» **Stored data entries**

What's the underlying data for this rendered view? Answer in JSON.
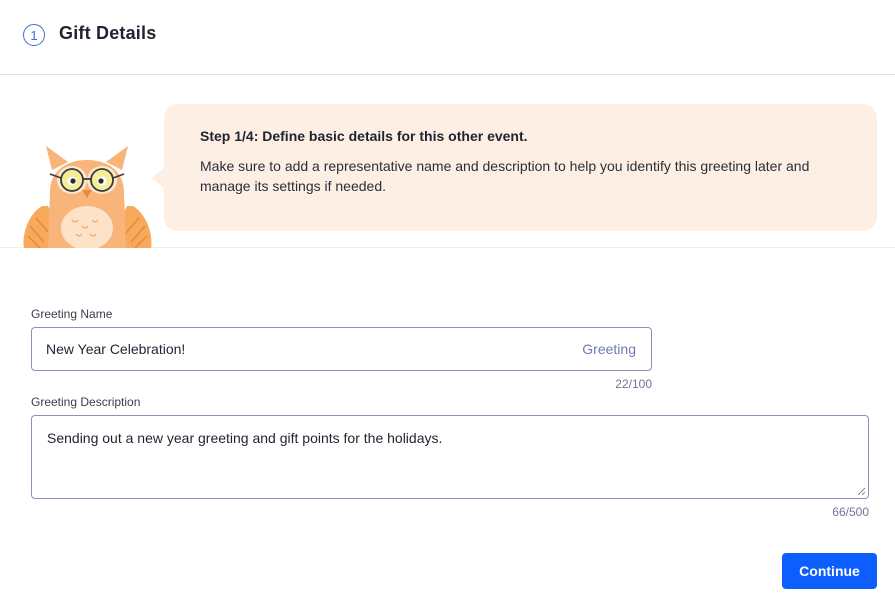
{
  "header": {
    "step_number": "1",
    "title": "Gift Details"
  },
  "banner": {
    "illustration": "owl-mascot-icon",
    "title": "Step 1/4: Define basic details for this other event.",
    "text": "Make sure to add a representative name and description to help you identify this greeting later and manage its settings if needed."
  },
  "form": {
    "name": {
      "label": "Greeting Name",
      "value": "New Year Celebration!",
      "suffix": "Greeting",
      "counter": "22/100"
    },
    "description": {
      "label": "Greeting Description",
      "value": "Sending out a new year greeting and gift points for the holidays.",
      "counter": "66/500"
    }
  },
  "actions": {
    "continue_label": "Continue"
  },
  "colors": {
    "accent": "#0d5eff",
    "step_circle": "#3d6fd8",
    "banner_bg": "#fdefe3",
    "input_border": "#8d8fb7"
  }
}
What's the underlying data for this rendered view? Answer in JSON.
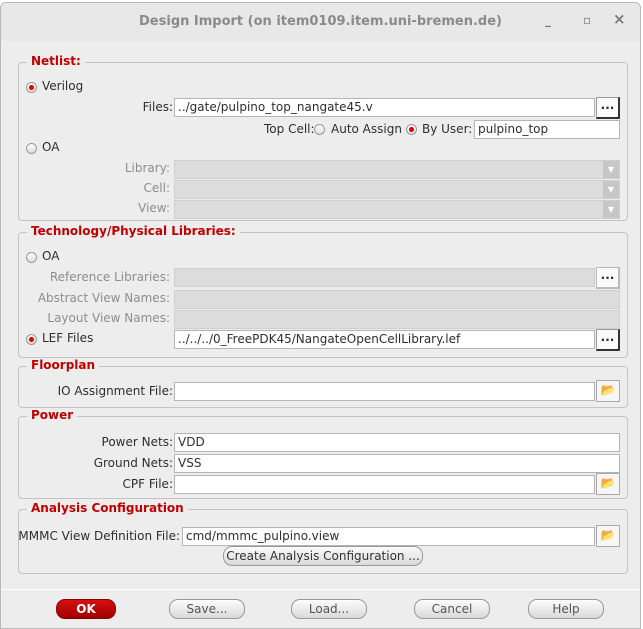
{
  "window": {
    "title": "Design Import (on item0109.item.uni-bremen.de)",
    "minimize": "_",
    "maximize": "▫",
    "close": "×"
  },
  "netlist": {
    "label": "Netlist:",
    "verilog": "Verilog",
    "files_label": "Files:",
    "files_value": "../gate/pulpino_top_nangate45.v",
    "browse": "...",
    "top_cell_label": "Top Cell:",
    "auto_assign": "Auto Assign",
    "by_user": "By User:",
    "top_cell_value": "pulpino_top",
    "oa": "OA",
    "library_label": "Library:",
    "cell_label": "Cell:",
    "view_label": "View:"
  },
  "tech": {
    "label": "Technology/Physical Libraries:",
    "oa": "OA",
    "ref_libs": "Reference Libraries:",
    "abstract": "Abstract View Names:",
    "layout": "Layout View Names:",
    "lef": "LEF Files",
    "lef_value": "../../../0_FreePDK45/NangateOpenCellLibrary.lef",
    "browse": "..."
  },
  "floorplan": {
    "label": "Floorplan",
    "io_label": "IO Assignment File:",
    "io_value": ""
  },
  "power": {
    "label": "Power",
    "power_nets_label": "Power Nets:",
    "power_nets": "VDD",
    "ground_nets_label": "Ground Nets:",
    "ground_nets": "VSS",
    "cpf_label": "CPF File:",
    "cpf_value": ""
  },
  "analysis": {
    "label": "Analysis Configuration",
    "mmmc_label": "MMMC View Definition File:",
    "mmmc_value": "cmd/mmmc_pulpino.view",
    "create": "Create Analysis Configuration ..."
  },
  "buttons": {
    "ok": "OK",
    "save": "Save...",
    "load": "Load...",
    "cancel": "Cancel",
    "help": "Help"
  }
}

» **Required task**
Check each line above for the string "this" and report how many lines have it, giving only the number.

» **Written response**
4